Data records
>> start
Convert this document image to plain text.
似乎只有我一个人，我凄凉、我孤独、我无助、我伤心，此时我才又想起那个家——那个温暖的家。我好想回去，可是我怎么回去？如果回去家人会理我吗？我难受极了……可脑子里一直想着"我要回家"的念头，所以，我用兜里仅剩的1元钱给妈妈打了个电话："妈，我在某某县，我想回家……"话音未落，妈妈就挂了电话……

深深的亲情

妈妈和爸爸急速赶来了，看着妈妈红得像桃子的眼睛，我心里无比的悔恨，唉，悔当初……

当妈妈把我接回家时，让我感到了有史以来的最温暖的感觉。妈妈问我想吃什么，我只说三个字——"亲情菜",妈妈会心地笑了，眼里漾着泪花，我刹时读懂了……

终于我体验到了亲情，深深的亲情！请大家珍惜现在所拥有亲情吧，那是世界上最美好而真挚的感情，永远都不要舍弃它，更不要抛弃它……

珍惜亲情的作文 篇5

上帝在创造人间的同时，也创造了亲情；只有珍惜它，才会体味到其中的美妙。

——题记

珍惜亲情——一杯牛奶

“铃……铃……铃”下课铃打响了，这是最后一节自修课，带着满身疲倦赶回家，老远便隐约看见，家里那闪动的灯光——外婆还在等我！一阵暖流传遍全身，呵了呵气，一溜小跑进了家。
>> end
-- What to do --
Lines from the records above that hold "深深的亲情" are the ones to list.

-- Result of the task --
深深的亲情
终于我体验到了亲情，深深的亲情！请大家珍惜现在所拥有亲情吧，那是世界上最美好而真挚的感情，永远都不要舍弃它，更不要抛弃它……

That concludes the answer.